[Items from a dataset]
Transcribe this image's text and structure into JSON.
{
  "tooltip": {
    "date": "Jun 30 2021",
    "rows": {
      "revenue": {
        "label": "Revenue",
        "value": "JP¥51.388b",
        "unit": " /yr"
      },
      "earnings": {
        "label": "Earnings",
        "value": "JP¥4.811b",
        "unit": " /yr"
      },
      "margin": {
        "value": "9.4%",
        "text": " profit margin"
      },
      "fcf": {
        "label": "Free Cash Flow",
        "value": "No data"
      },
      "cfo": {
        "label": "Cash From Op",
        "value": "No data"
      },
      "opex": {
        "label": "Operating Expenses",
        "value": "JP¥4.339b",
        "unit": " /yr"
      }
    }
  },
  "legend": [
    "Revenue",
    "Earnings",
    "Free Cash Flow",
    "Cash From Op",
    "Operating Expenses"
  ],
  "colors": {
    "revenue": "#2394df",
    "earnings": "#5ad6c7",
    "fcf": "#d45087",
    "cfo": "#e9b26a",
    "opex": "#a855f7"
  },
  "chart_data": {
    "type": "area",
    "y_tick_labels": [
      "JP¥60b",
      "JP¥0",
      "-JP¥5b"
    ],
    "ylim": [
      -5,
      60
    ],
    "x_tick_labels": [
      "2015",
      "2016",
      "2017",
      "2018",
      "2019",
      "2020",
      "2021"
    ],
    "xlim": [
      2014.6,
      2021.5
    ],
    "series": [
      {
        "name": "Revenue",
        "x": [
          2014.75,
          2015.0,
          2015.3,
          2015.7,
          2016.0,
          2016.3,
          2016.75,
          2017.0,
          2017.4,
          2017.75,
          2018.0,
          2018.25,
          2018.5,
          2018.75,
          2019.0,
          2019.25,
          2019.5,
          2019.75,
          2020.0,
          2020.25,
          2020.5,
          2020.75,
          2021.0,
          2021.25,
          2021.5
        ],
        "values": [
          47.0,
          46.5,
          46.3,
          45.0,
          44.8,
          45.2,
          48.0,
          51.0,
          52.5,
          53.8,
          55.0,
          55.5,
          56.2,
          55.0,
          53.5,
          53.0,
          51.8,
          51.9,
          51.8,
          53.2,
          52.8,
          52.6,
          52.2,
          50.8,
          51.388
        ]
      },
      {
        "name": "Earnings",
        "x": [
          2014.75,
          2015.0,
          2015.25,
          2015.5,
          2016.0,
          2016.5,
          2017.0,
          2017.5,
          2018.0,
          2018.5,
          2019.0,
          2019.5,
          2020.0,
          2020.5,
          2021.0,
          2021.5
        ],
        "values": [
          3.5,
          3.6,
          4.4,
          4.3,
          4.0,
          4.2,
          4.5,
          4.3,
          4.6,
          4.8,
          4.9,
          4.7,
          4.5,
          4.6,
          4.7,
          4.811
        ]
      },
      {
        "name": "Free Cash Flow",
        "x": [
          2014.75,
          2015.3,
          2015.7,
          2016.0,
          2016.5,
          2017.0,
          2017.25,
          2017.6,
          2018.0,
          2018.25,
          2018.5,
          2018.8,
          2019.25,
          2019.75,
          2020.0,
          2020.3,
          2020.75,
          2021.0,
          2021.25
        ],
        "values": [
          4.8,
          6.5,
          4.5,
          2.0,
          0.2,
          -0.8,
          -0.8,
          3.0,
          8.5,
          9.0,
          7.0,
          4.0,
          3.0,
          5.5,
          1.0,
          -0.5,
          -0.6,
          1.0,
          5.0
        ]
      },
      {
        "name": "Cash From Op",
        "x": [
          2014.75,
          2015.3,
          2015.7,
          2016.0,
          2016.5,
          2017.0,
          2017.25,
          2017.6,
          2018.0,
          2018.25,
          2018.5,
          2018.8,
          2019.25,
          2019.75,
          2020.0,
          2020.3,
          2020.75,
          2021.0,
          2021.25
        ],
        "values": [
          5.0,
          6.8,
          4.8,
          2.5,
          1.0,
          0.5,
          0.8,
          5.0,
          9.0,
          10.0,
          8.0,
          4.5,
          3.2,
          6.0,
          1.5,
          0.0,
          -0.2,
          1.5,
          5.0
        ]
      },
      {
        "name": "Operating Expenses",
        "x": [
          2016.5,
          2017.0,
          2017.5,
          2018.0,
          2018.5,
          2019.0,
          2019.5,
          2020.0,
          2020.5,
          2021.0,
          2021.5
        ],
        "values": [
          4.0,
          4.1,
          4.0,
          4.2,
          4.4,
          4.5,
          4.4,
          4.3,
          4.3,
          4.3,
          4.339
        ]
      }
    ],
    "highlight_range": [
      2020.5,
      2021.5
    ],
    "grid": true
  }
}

▶ Your objective
Reproduce each line verbatim.

▶ Result
Transcribe this image's text and structure into JSON.
{
  "tooltip": {
    "date": "Jun 30 2021",
    "rows": {
      "revenue": {
        "label": "Revenue",
        "value": "JP¥51.388b",
        "unit": " /yr"
      },
      "earnings": {
        "label": "Earnings",
        "value": "JP¥4.811b",
        "unit": " /yr"
      },
      "margin": {
        "value": "9.4%",
        "text": " profit margin"
      },
      "fcf": {
        "label": "Free Cash Flow",
        "value": "No data"
      },
      "cfo": {
        "label": "Cash From Op",
        "value": "No data"
      },
      "opex": {
        "label": "Operating Expenses",
        "value": "JP¥4.339b",
        "unit": " /yr"
      }
    }
  },
  "legend": [
    "Revenue",
    "Earnings",
    "Free Cash Flow",
    "Cash From Op",
    "Operating Expenses"
  ],
  "colors": {
    "revenue": "#2394df",
    "earnings": "#5ad6c7",
    "fcf": "#d45087",
    "cfo": "#e9b26a",
    "opex": "#a855f7"
  },
  "chart_data": {
    "type": "area",
    "y_tick_labels": [
      "JP¥60b",
      "JP¥0",
      "-JP¥5b"
    ],
    "ylim": [
      -5,
      60
    ],
    "x_tick_labels": [
      "2015",
      "2016",
      "2017",
      "2018",
      "2019",
      "2020",
      "2021"
    ],
    "xlim": [
      2014.6,
      2021.5
    ],
    "series": [
      {
        "name": "Revenue",
        "x": [
          2014.75,
          2015.0,
          2015.3,
          2015.7,
          2016.0,
          2016.3,
          2016.75,
          2017.0,
          2017.4,
          2017.75,
          2018.0,
          2018.25,
          2018.5,
          2018.75,
          2019.0,
          2019.25,
          2019.5,
          2019.75,
          2020.0,
          2020.25,
          2020.5,
          2020.75,
          2021.0,
          2021.25,
          2021.5
        ],
        "values": [
          47.0,
          46.5,
          46.3,
          45.0,
          44.8,
          45.2,
          48.0,
          51.0,
          52.5,
          53.8,
          55.0,
          55.5,
          56.2,
          55.0,
          53.5,
          53.0,
          51.8,
          51.9,
          51.8,
          53.2,
          52.8,
          52.6,
          52.2,
          50.8,
          51.388
        ]
      },
      {
        "name": "Earnings",
        "x": [
          2014.75,
          2015.0,
          2015.25,
          2015.5,
          2016.0,
          2016.5,
          2017.0,
          2017.5,
          2018.0,
          2018.5,
          2019.0,
          2019.5,
          2020.0,
          2020.5,
          2021.0,
          2021.5
        ],
        "values": [
          3.5,
          3.6,
          4.4,
          4.3,
          4.0,
          4.2,
          4.5,
          4.3,
          4.6,
          4.8,
          4.9,
          4.7,
          4.5,
          4.6,
          4.7,
          4.811
        ]
      },
      {
        "name": "Free Cash Flow",
        "x": [
          2014.75,
          2015.3,
          2015.7,
          2016.0,
          2016.5,
          2017.0,
          2017.25,
          2017.6,
          2018.0,
          2018.25,
          2018.5,
          2018.8,
          2019.25,
          2019.75,
          2020.0,
          2020.3,
          2020.75,
          2021.0,
          2021.25
        ],
        "values": [
          4.8,
          6.5,
          4.5,
          2.0,
          0.2,
          -0.8,
          -0.8,
          3.0,
          8.5,
          9.0,
          7.0,
          4.0,
          3.0,
          5.5,
          1.0,
          -0.5,
          -0.6,
          1.0,
          5.0
        ]
      },
      {
        "name": "Cash From Op",
        "x": [
          2014.75,
          2015.3,
          2015.7,
          2016.0,
          2016.5,
          2017.0,
          2017.25,
          2017.6,
          2018.0,
          2018.25,
          2018.5,
          2018.8,
          2019.25,
          2019.75,
          2020.0,
          2020.3,
          2020.75,
          2021.0,
          2021.25
        ],
        "values": [
          5.0,
          6.8,
          4.8,
          2.5,
          1.0,
          0.5,
          0.8,
          5.0,
          9.0,
          10.0,
          8.0,
          4.5,
          3.2,
          6.0,
          1.5,
          0.0,
          -0.2,
          1.5,
          5.0
        ]
      },
      {
        "name": "Operating Expenses",
        "x": [
          2016.5,
          2017.0,
          2017.5,
          2018.0,
          2018.5,
          2019.0,
          2019.5,
          2020.0,
          2020.5,
          2021.0,
          2021.5
        ],
        "values": [
          4.0,
          4.1,
          4.0,
          4.2,
          4.4,
          4.5,
          4.4,
          4.3,
          4.3,
          4.3,
          4.339
        ]
      }
    ],
    "highlight_range": [
      2020.5,
      2021.5
    ],
    "grid": true
  }
}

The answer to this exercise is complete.